WHAT THE EXERCISE ASKS: Leave the pictures out and transcribe every record exactly.

TASK INPUT:
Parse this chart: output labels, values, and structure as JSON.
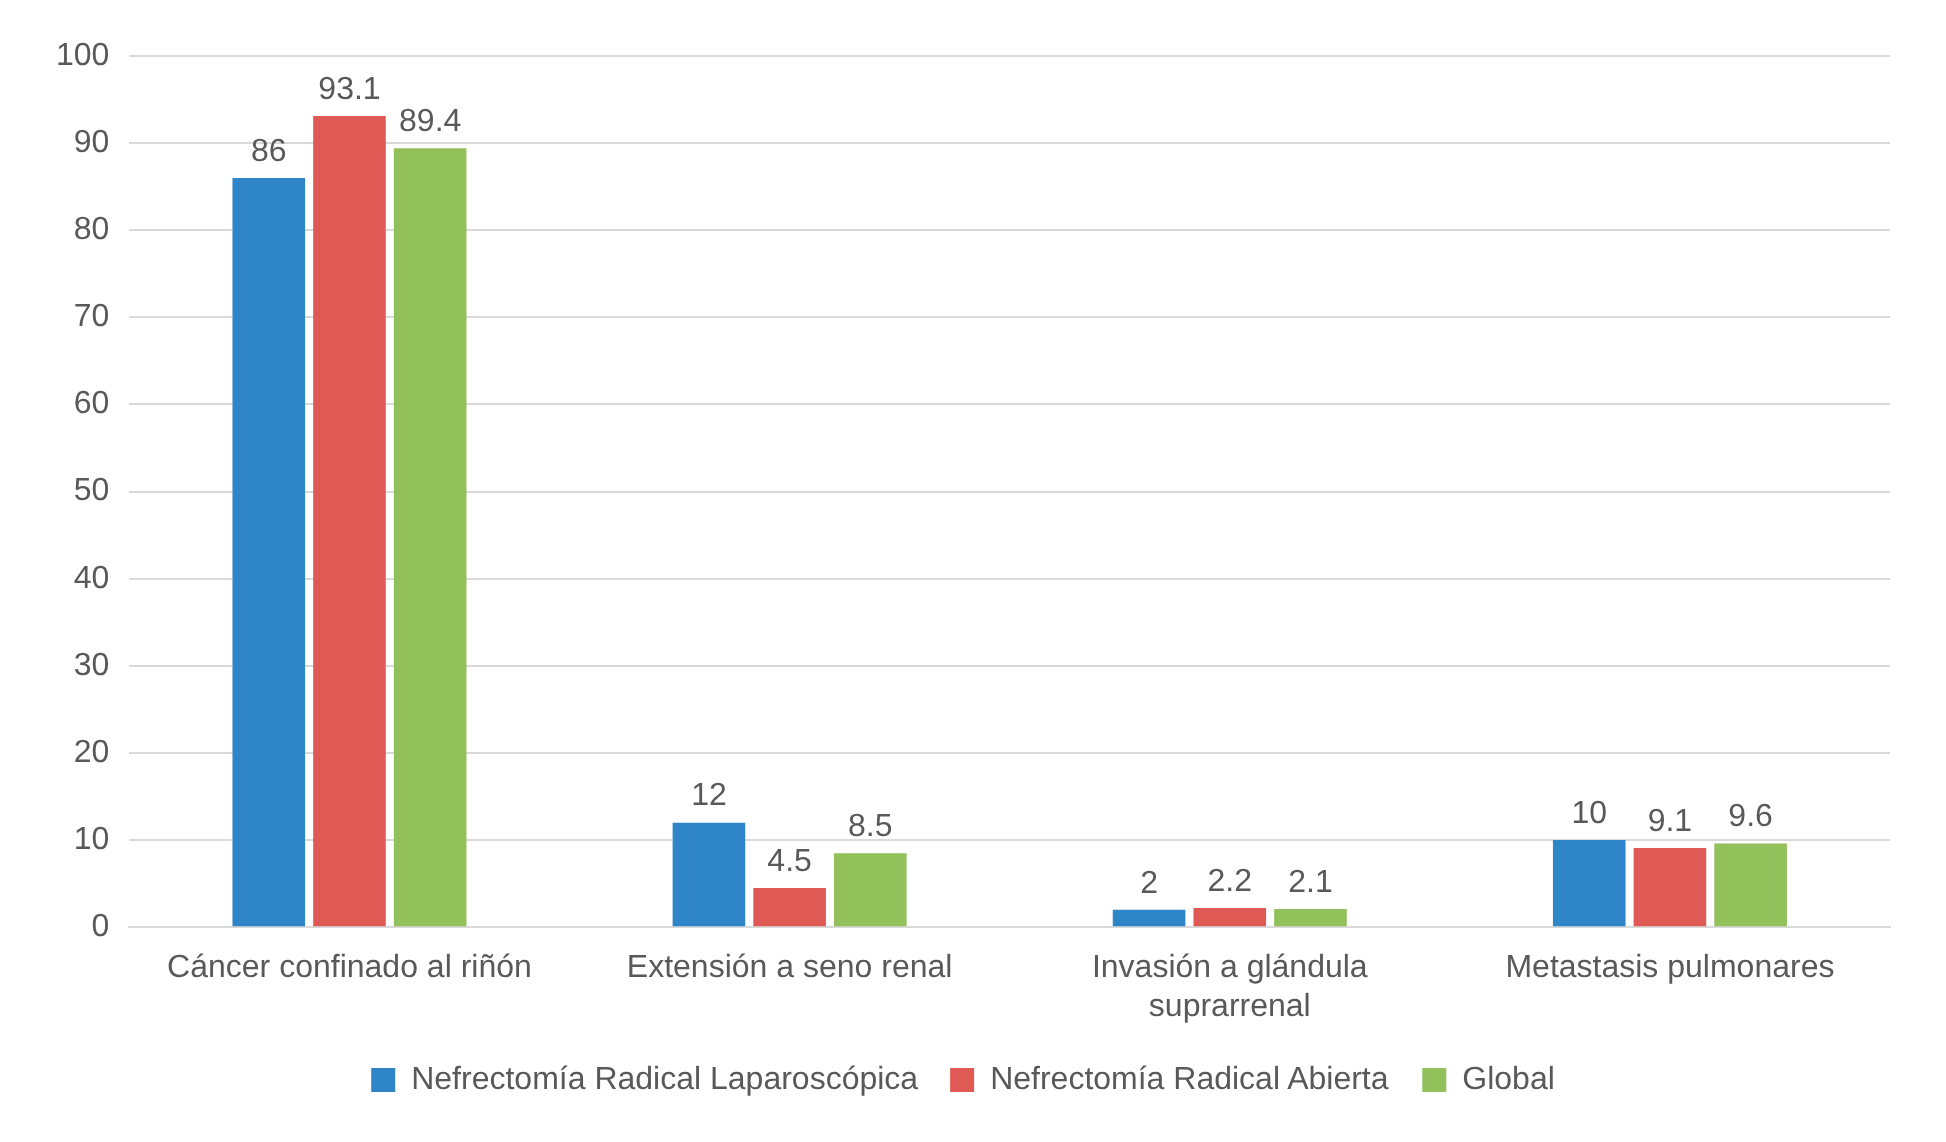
{
  "chart_data": {
    "type": "bar",
    "categories": [
      "Cáncer confinado al riñón",
      "Extensión a seno renal",
      "Invasión a glándula suprarrenal",
      "Metastasis pulmonares"
    ],
    "series": [
      {
        "name": "Nefrectomía Radical Laparoscópica",
        "color": "#2e86c8",
        "values": [
          86,
          12,
          2,
          10
        ]
      },
      {
        "name": "Nefrectomía Radical Abierta",
        "color": "#e05a55",
        "values": [
          93.1,
          4.5,
          2.2,
          9.1
        ]
      },
      {
        "name": "Global",
        "color": "#92c05a",
        "values": [
          89.4,
          8.5,
          2.1,
          9.6
        ]
      }
    ],
    "ylim": [
      0,
      100
    ],
    "yticks": [
      0,
      10,
      20,
      30,
      40,
      50,
      60,
      70,
      80,
      90,
      100
    ],
    "grid": "y",
    "legend": "bottom",
    "data_labels": true
  }
}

TASK RESULT:
Parse this chart: output labels, values, and structure as JSON.
{
  "chart_data": {
    "type": "bar",
    "categories": [
      "Cáncer confinado al riñón",
      "Extensión a seno renal",
      "Invasión a glándula suprarrenal",
      "Metastasis pulmonares"
    ],
    "series": [
      {
        "name": "Nefrectomía Radical Laparoscópica",
        "color": "#2e86c8",
        "values": [
          86,
          12,
          2,
          10
        ]
      },
      {
        "name": "Nefrectomía Radical Abierta",
        "color": "#e05a55",
        "values": [
          93.1,
          4.5,
          2.2,
          9.1
        ]
      },
      {
        "name": "Global",
        "color": "#92c05a",
        "values": [
          89.4,
          8.5,
          2.1,
          9.6
        ]
      }
    ],
    "ylim": [
      0,
      100
    ],
    "yticks": [
      0,
      10,
      20,
      30,
      40,
      50,
      60,
      70,
      80,
      90,
      100
    ],
    "grid": "y",
    "legend": "bottom",
    "data_labels": true
  }
}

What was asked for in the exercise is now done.